BEGIN Extract to read
Yallen and his father Sydney have turned their boutique firm into an agency with $100 million in gross billings.

“Our goal is to reach $250 million in gross billings by 2005,” he said. “To reach our goal, we are going to have to convince mainline advertisers to use a small portion of their media budget for direct response.”

A direct-response campaign consists of lower priced 30, 60 and 120-second commercials airing on national cable networks and in broadcast syndication.

The ads are designed to create a retail brand for a particular product. A campaign can be tracked by the use of multiple 800 numbers used in the commercials.

Inter/Media has handled campaigns for BreathAsure breath freshener tablets, Ralston Purina One, Hudson Software Corp., and Ross Perot’s United We Stand America Inc.

Sydney Yallen, former station manager at KFWB-AM (980), founded Inter/Media in 1974. It billed $2.5 million in business that first year. During the mid-1980s, Inter/Media was billing about $10 million a year. By the mid-1990s, it billed $40 million annually.

“We have kept growing and the bigger we get, the more attention we can get from mainstream clients,” Robert Yallen said. Besides offering direct-response TV media buying services, Inter/Media is also a full-service ad agency with media and market research, film and video production and post-production facilities. “We do some infomercials, but our strength is the short-form commercial,” he said.

Inter/Media’s BreathAsure mid-1990s campaign led to one of L.A.’s biggest though short-lived local entrepreneurial success stories. Westlake Village-based BreathAsure Inc. saw its sales shoot from virtually zero in 1992 to $29 million in 1996.

Prior to Inter/Media being hired, BreathAsure had less than $1 million in sales. Robert Yallen said the firm brought in actor George Kennedy as its spokesman and secured more than 6,500 spots on cable TV a media value in excess of $10 million.

But December BreathAsure filed for Chapter 11 bankruptcy protection after competitors made legal challenges to the company’s claims that the product cured bad breath.

“What we did with BreathAsure is launch a campaign that created a retail brand for the product,” said Robert Yallen. “We made sure that through the advertisements the breath tablets became known and were eventually sold in stores due to consumer demand.”


Attraction of lower rates

Much of the interest in direct-response commercials can be traced to lower rates, resulting from TV stations’ need to sell large amounts of commercial time.

“A station might sell a 60 second spot on Wednesday night at 8 p.m. for $5,000, but our company buying that unsold airtime at the last minute can purchase the spot for a discounted price of $1,000,” he said.
END Extract to read
BEGIN Records supplied
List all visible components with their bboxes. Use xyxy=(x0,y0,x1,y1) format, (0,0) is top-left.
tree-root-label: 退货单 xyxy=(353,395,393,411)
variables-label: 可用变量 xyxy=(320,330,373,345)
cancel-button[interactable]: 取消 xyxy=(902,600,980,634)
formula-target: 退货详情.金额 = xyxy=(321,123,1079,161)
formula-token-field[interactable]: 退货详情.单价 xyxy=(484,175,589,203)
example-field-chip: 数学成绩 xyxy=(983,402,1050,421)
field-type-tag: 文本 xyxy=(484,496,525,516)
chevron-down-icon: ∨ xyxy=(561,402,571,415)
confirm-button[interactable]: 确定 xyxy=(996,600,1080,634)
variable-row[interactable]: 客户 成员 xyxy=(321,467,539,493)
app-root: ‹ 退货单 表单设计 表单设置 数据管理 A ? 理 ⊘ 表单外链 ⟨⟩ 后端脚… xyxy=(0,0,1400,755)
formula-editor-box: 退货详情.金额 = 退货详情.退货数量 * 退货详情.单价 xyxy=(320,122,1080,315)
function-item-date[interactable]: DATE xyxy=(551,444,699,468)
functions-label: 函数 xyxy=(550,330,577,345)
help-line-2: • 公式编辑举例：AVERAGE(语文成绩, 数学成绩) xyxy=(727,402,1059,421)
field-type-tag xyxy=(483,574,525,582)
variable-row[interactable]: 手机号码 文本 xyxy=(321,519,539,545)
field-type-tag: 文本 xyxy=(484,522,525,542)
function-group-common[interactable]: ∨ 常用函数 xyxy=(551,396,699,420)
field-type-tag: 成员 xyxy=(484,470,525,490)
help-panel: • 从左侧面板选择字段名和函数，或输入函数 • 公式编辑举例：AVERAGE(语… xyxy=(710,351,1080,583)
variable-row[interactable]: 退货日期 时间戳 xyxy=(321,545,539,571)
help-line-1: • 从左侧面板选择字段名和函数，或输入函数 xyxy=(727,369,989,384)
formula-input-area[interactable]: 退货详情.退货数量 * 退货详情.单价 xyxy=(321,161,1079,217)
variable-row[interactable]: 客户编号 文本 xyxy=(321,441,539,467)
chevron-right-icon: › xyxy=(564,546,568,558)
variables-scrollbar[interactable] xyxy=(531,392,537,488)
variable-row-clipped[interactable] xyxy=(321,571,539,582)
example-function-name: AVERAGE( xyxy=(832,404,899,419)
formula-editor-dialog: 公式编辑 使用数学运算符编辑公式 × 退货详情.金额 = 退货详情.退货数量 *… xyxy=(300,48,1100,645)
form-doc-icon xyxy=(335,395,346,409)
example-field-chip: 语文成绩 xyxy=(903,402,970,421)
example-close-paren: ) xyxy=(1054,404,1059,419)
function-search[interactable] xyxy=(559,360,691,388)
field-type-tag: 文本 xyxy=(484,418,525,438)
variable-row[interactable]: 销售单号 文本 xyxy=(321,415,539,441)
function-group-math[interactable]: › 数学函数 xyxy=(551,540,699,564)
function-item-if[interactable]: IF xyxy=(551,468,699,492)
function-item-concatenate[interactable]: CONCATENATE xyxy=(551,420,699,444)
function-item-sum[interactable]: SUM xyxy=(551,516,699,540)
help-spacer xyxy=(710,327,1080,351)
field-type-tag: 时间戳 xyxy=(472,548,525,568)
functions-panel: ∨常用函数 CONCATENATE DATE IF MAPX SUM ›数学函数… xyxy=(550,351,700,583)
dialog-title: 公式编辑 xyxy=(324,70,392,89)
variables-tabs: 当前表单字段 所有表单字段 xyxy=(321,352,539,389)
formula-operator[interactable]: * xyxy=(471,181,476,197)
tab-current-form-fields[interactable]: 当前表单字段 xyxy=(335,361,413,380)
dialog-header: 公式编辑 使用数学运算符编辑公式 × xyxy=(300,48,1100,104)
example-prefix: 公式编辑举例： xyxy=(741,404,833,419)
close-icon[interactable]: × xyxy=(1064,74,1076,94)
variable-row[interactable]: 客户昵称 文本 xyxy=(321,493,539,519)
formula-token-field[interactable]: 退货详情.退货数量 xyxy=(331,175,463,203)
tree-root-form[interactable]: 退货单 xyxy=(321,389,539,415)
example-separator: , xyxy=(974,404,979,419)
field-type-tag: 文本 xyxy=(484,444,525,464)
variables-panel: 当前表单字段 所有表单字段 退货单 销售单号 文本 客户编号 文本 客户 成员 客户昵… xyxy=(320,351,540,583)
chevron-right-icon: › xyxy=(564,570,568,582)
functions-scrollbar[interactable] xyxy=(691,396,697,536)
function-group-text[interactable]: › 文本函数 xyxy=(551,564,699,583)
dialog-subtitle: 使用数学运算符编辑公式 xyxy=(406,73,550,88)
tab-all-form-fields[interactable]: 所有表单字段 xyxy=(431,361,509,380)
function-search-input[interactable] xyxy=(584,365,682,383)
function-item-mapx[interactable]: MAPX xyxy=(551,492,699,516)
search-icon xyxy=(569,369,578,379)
END Records supplied
Task prompt:
Answer these questions from the article on Inter/Media:
(a) In what year did Sydney Yallen found Inter/Media?
(b) Which actor did the firm bring in as BreathAsure's spokesman?
(c) What amount of gross billings does the firm aim to reach by 2005?

Answer space:
(a) 1974
(b) George Kennedy
(c) $250 million